↓↓↓
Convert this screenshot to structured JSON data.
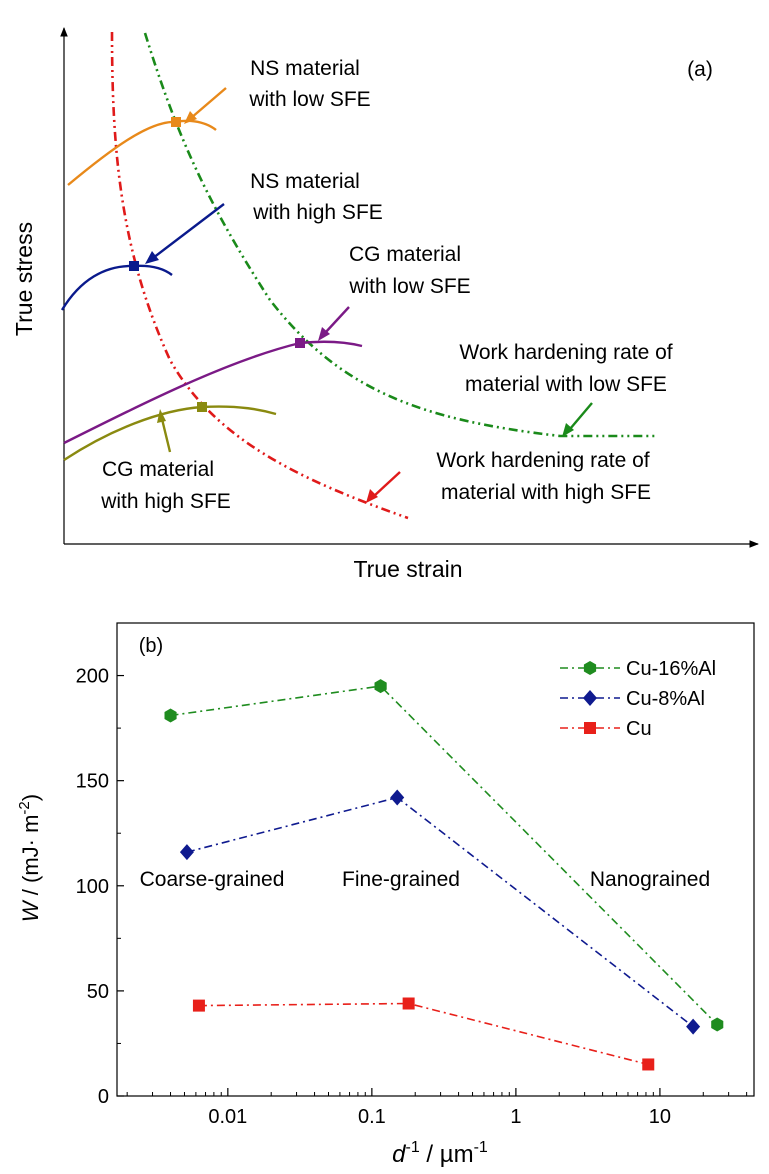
{
  "colors": {
    "axis": "#000000",
    "ns_low_sfe": "#E8891A",
    "ns_high_sfe": "#0A1A8C",
    "cg_low_sfe": "#7B1A86",
    "cg_high_sfe": "#8A8A10",
    "whr_low_sfe": "#1A8A1A",
    "whr_high_sfe": "#E01A1A",
    "cu16al": "#1F8C1F",
    "cu8al": "#0F1A8F",
    "cu": "#E8201A"
  },
  "chart_data": [
    {
      "type": "line",
      "panel_label": "(a)",
      "xlabel": "True strain",
      "ylabel": "True stress",
      "ticks": "none",
      "schematic": true,
      "annotations": [
        {
          "id": "ns_low",
          "lines": [
            "NS material",
            "with low SFE"
          ],
          "color_key": "ns_low_sfe"
        },
        {
          "id": "ns_high",
          "lines": [
            "NS material",
            "with high SFE"
          ],
          "color_key": "ns_high_sfe"
        },
        {
          "id": "cg_low",
          "lines": [
            "CG material",
            "with low SFE"
          ],
          "color_key": "cg_low_sfe"
        },
        {
          "id": "cg_high",
          "lines": [
            "CG material",
            "with high SFE"
          ],
          "color_key": "cg_high_sfe"
        },
        {
          "id": "whr_low",
          "lines": [
            "Work hardening rate of",
            "material with low SFE"
          ],
          "color_key": "whr_low_sfe"
        },
        {
          "id": "whr_high",
          "lines": [
            "Work hardening rate of",
            "material with high SFE"
          ],
          "color_key": "whr_high_sfe"
        }
      ]
    },
    {
      "type": "line",
      "panel_label": "(b)",
      "xlabel": "d⁻¹ / µm⁻¹",
      "xlabel_parts": {
        "var": "d",
        "sup1": "-1",
        "mid": " / µm",
        "sup2": "-1"
      },
      "ylabel_parts": {
        "var": "W",
        "rest": " / (mJ· m",
        "sup": "-2",
        "close": ")"
      },
      "x_scale": "log",
      "xlim": [
        0.0017,
        45
      ],
      "ylim": [
        0,
        225
      ],
      "x_ticks": [
        0.01,
        0.1,
        1,
        10
      ],
      "x_tick_labels": [
        "0.01",
        "0.1",
        "1",
        "10"
      ],
      "y_ticks": [
        0,
        50,
        100,
        150,
        200
      ],
      "y_tick_labels": [
        "0",
        "50",
        "100",
        "150",
        "200"
      ],
      "legend_position": "top-right",
      "series": [
        {
          "name": "Cu-16%Al",
          "marker": "hexagon",
          "color_key": "cu16al",
          "x": [
            0.004,
            0.115,
            25
          ],
          "y": [
            181,
            195,
            34
          ]
        },
        {
          "name": "Cu-8%Al",
          "marker": "diamond",
          "color_key": "cu8al",
          "x": [
            0.0052,
            0.15,
            17
          ],
          "y": [
            116,
            142,
            33
          ]
        },
        {
          "name": "Cu",
          "marker": "square",
          "color_key": "cu",
          "x": [
            0.0063,
            0.18,
            8.3
          ],
          "y": [
            43,
            44,
            15
          ]
        }
      ],
      "annotations": [
        "Coarse-grained",
        "Fine-grained",
        "Nanograined"
      ]
    }
  ]
}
↑↑↑
- [EXERCISE TASK]: Reproduce the full listing faithfully, but do not carry over any pictures.

- [EXPECTED OUTPUT]:
Convert this screenshot to structured JSON data.
{
  "colors": {
    "axis": "#000000",
    "ns_low_sfe": "#E8891A",
    "ns_high_sfe": "#0A1A8C",
    "cg_low_sfe": "#7B1A86",
    "cg_high_sfe": "#8A8A10",
    "whr_low_sfe": "#1A8A1A",
    "whr_high_sfe": "#E01A1A",
    "cu16al": "#1F8C1F",
    "cu8al": "#0F1A8F",
    "cu": "#E8201A"
  },
  "chart_data": [
    {
      "type": "line",
      "panel_label": "(a)",
      "xlabel": "True strain",
      "ylabel": "True stress",
      "ticks": "none",
      "schematic": true,
      "annotations": [
        {
          "id": "ns_low",
          "lines": [
            "NS material",
            "with low SFE"
          ],
          "color_key": "ns_low_sfe"
        },
        {
          "id": "ns_high",
          "lines": [
            "NS material",
            "with high SFE"
          ],
          "color_key": "ns_high_sfe"
        },
        {
          "id": "cg_low",
          "lines": [
            "CG material",
            "with low SFE"
          ],
          "color_key": "cg_low_sfe"
        },
        {
          "id": "cg_high",
          "lines": [
            "CG material",
            "with high SFE"
          ],
          "color_key": "cg_high_sfe"
        },
        {
          "id": "whr_low",
          "lines": [
            "Work hardening rate of",
            "material with low SFE"
          ],
          "color_key": "whr_low_sfe"
        },
        {
          "id": "whr_high",
          "lines": [
            "Work hardening rate of",
            "material with high SFE"
          ],
          "color_key": "whr_high_sfe"
        }
      ]
    },
    {
      "type": "line",
      "panel_label": "(b)",
      "xlabel": "d⁻¹ / µm⁻¹",
      "xlabel_parts": {
        "var": "d",
        "sup1": "-1",
        "mid": " / µm",
        "sup2": "-1"
      },
      "ylabel_parts": {
        "var": "W",
        "rest": " / (mJ· m",
        "sup": "-2",
        "close": ")"
      },
      "x_scale": "log",
      "xlim": [
        0.0017,
        45
      ],
      "ylim": [
        0,
        225
      ],
      "x_ticks": [
        0.01,
        0.1,
        1,
        10
      ],
      "x_tick_labels": [
        "0.01",
        "0.1",
        "1",
        "10"
      ],
      "y_ticks": [
        0,
        50,
        100,
        150,
        200
      ],
      "y_tick_labels": [
        "0",
        "50",
        "100",
        "150",
        "200"
      ],
      "legend_position": "top-right",
      "series": [
        {
          "name": "Cu-16%Al",
          "marker": "hexagon",
          "color_key": "cu16al",
          "x": [
            0.004,
            0.115,
            25
          ],
          "y": [
            181,
            195,
            34
          ]
        },
        {
          "name": "Cu-8%Al",
          "marker": "diamond",
          "color_key": "cu8al",
          "x": [
            0.0052,
            0.15,
            17
          ],
          "y": [
            116,
            142,
            33
          ]
        },
        {
          "name": "Cu",
          "marker": "square",
          "color_key": "cu",
          "x": [
            0.0063,
            0.18,
            8.3
          ],
          "y": [
            43,
            44,
            15
          ]
        }
      ],
      "annotations": [
        "Coarse-grained",
        "Fine-grained",
        "Nanograined"
      ]
    }
  ]
}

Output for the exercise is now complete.